__WRITTEN REQUEST__.
Count how many lines below include the string "text", and give that number without anything else.

Records from a data source
Start
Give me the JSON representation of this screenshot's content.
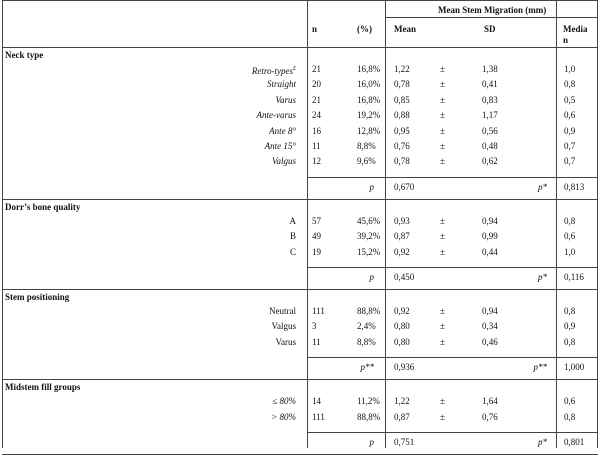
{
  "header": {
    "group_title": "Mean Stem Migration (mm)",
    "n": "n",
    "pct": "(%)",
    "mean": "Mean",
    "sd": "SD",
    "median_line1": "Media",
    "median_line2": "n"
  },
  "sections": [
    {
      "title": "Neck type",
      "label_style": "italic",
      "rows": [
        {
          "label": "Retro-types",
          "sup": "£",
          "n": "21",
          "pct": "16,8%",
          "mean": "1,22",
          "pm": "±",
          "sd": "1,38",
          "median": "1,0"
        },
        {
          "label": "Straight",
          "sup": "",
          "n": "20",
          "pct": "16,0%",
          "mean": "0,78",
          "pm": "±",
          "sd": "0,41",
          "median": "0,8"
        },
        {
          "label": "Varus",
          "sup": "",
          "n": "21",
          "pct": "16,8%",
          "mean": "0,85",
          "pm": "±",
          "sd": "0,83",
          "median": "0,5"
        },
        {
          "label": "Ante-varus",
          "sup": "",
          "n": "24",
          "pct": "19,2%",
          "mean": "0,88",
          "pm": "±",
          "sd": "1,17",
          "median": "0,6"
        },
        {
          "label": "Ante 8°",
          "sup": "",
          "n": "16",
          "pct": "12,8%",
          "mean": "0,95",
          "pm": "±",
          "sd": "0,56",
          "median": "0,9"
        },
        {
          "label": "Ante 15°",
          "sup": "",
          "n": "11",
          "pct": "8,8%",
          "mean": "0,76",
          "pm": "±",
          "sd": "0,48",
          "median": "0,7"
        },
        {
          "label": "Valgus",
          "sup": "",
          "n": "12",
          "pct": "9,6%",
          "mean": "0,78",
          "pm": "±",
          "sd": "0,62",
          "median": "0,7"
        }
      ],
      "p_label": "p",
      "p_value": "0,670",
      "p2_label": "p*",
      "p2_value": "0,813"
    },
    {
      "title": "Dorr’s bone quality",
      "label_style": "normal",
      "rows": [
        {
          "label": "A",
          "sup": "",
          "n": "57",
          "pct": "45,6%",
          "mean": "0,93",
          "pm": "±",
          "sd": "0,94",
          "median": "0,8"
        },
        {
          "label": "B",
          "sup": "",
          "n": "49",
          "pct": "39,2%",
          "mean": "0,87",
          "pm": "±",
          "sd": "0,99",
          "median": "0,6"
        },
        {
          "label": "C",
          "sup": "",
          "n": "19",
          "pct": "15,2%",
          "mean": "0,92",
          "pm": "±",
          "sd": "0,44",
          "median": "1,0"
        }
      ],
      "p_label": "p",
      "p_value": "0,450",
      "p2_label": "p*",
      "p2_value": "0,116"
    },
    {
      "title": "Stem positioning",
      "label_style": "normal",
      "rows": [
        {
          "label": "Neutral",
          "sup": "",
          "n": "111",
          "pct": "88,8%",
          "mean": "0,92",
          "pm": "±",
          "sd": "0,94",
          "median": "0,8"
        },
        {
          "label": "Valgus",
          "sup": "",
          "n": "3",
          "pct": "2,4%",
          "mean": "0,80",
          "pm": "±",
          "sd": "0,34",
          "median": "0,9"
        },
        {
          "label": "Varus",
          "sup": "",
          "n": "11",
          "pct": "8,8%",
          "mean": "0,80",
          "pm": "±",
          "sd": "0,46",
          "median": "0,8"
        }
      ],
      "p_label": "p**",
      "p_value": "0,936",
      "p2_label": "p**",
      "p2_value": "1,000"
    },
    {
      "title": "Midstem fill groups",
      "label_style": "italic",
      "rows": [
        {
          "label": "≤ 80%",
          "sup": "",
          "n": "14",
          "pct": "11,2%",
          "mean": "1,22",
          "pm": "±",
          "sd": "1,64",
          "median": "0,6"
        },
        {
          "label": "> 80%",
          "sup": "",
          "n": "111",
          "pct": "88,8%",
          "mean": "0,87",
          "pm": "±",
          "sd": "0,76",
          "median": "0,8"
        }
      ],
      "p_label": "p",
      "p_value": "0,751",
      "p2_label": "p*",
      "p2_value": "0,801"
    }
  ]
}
End
Start
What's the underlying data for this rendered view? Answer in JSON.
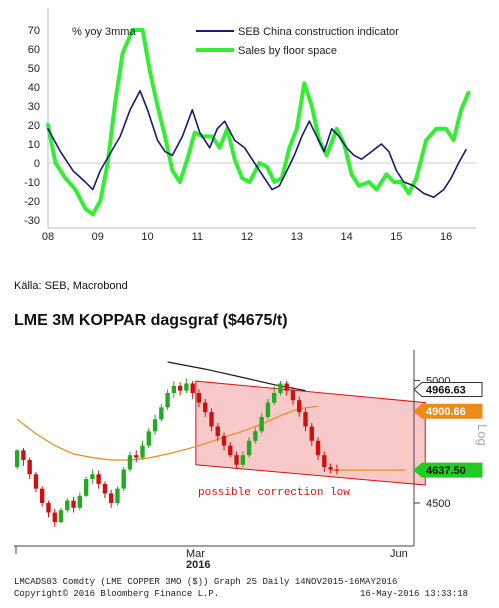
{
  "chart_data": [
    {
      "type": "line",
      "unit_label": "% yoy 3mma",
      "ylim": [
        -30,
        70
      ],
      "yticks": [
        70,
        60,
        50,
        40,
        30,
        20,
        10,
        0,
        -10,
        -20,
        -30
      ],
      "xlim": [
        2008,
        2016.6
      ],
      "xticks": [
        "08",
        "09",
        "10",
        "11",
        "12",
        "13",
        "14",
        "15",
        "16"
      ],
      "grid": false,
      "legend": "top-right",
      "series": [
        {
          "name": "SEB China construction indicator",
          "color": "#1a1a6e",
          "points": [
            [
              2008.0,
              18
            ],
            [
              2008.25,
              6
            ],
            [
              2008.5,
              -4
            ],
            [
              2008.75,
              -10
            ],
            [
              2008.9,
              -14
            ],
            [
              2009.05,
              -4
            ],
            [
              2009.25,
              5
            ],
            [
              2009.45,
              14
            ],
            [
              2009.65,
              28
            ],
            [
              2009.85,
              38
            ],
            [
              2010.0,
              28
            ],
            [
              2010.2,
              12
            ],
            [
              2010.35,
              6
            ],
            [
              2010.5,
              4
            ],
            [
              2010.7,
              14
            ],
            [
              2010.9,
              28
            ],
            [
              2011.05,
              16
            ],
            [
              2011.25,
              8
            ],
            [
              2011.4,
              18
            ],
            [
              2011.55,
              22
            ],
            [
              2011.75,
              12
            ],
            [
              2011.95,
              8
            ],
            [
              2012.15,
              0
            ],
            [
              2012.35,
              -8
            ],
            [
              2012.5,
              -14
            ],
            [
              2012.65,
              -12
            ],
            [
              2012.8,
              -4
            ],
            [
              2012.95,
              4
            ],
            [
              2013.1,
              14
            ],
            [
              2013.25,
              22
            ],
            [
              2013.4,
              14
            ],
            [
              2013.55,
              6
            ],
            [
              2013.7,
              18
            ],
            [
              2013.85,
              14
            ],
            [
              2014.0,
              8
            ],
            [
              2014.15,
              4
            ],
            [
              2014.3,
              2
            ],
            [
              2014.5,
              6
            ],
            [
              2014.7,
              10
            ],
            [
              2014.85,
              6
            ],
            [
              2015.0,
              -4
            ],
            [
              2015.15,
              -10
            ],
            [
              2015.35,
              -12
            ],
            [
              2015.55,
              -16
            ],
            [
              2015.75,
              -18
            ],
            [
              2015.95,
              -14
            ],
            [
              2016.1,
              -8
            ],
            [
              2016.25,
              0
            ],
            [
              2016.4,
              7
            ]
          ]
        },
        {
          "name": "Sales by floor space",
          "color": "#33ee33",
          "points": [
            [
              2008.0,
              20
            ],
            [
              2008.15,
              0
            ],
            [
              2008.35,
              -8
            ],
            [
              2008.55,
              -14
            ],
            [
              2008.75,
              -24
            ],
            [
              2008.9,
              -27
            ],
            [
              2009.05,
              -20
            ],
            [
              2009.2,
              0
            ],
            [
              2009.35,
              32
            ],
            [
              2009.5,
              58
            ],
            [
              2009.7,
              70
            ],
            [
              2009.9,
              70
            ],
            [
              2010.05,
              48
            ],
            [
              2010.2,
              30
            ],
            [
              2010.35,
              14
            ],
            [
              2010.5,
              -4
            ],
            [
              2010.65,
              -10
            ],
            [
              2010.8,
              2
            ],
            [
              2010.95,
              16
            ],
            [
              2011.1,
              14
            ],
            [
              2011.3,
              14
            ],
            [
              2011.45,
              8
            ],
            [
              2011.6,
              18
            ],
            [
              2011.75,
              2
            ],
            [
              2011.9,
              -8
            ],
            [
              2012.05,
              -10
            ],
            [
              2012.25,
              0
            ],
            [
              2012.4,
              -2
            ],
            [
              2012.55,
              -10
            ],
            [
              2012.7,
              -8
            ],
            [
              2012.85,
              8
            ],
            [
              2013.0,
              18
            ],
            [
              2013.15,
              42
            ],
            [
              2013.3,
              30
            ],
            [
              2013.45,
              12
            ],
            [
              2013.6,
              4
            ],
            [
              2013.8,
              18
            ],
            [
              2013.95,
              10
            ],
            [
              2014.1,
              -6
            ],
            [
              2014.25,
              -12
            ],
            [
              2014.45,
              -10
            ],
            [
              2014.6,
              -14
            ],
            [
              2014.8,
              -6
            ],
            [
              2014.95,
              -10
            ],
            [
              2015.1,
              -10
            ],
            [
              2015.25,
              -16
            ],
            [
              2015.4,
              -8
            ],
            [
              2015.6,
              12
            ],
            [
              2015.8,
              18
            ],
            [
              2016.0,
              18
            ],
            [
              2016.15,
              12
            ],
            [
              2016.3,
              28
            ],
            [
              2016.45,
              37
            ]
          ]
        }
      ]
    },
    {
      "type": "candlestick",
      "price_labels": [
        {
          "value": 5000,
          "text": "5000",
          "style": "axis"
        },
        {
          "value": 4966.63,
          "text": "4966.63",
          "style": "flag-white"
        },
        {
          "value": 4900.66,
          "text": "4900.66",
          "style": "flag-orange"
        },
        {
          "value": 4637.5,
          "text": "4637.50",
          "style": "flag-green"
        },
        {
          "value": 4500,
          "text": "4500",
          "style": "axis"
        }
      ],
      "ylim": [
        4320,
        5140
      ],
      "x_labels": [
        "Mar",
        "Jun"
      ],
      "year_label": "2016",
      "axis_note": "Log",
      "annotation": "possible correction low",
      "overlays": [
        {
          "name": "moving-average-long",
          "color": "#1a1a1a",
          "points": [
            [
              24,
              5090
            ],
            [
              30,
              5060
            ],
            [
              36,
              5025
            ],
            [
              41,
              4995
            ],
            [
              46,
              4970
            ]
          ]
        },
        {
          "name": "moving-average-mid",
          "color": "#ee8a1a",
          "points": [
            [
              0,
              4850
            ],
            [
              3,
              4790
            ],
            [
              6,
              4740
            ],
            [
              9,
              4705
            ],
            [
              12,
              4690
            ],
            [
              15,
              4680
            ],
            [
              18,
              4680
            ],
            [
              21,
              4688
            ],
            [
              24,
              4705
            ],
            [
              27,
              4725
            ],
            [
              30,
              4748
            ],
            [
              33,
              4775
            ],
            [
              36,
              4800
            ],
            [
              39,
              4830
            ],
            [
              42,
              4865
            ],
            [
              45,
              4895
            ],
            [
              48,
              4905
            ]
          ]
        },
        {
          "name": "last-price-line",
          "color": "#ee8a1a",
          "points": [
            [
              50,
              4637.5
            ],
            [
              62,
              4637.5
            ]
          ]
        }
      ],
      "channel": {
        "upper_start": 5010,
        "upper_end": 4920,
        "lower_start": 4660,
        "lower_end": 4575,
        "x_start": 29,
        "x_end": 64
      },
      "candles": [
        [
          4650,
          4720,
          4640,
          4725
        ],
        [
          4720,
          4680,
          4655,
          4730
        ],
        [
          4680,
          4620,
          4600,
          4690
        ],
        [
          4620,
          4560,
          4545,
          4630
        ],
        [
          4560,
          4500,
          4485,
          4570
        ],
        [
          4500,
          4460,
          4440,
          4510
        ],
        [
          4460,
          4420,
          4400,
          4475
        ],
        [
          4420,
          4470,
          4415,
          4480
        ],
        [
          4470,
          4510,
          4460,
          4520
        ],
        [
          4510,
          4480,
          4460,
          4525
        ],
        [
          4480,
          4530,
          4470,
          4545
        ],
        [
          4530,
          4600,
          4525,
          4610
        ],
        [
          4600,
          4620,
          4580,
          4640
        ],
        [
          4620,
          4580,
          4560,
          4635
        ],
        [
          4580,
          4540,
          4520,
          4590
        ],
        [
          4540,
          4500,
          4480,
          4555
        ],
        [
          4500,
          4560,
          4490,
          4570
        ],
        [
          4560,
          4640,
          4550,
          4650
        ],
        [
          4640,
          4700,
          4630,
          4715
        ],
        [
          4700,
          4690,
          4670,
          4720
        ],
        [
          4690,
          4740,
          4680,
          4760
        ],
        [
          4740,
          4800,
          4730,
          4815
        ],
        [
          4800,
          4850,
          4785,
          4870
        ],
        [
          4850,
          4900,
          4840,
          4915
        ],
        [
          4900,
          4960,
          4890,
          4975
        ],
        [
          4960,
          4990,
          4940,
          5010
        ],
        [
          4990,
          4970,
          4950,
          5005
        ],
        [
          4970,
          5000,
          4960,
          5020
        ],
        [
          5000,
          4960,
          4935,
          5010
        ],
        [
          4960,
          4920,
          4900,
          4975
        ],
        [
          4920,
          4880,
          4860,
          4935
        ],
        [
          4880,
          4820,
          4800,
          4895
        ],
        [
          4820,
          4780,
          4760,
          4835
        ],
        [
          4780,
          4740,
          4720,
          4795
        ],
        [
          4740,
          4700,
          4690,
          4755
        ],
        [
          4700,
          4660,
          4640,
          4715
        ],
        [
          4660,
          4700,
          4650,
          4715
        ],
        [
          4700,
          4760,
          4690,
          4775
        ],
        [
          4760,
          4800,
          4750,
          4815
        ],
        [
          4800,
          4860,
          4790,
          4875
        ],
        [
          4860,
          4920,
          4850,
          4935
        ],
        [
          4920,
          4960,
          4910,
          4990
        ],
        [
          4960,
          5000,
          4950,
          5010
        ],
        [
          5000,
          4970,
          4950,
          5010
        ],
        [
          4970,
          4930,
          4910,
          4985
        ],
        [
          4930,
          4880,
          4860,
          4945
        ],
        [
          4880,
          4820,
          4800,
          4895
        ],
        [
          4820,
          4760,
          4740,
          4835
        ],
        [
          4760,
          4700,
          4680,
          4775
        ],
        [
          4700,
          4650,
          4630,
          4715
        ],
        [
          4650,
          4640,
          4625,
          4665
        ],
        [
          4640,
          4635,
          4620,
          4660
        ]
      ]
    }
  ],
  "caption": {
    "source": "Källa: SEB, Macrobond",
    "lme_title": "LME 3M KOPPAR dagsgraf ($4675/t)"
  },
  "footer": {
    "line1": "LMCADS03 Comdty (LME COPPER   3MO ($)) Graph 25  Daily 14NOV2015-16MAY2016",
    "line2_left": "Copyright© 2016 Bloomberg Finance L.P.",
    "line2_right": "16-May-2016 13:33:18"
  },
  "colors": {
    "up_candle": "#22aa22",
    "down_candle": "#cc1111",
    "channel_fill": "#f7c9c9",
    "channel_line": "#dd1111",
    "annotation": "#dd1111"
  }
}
End
__ANSWER TO THE EXERCISE__.
5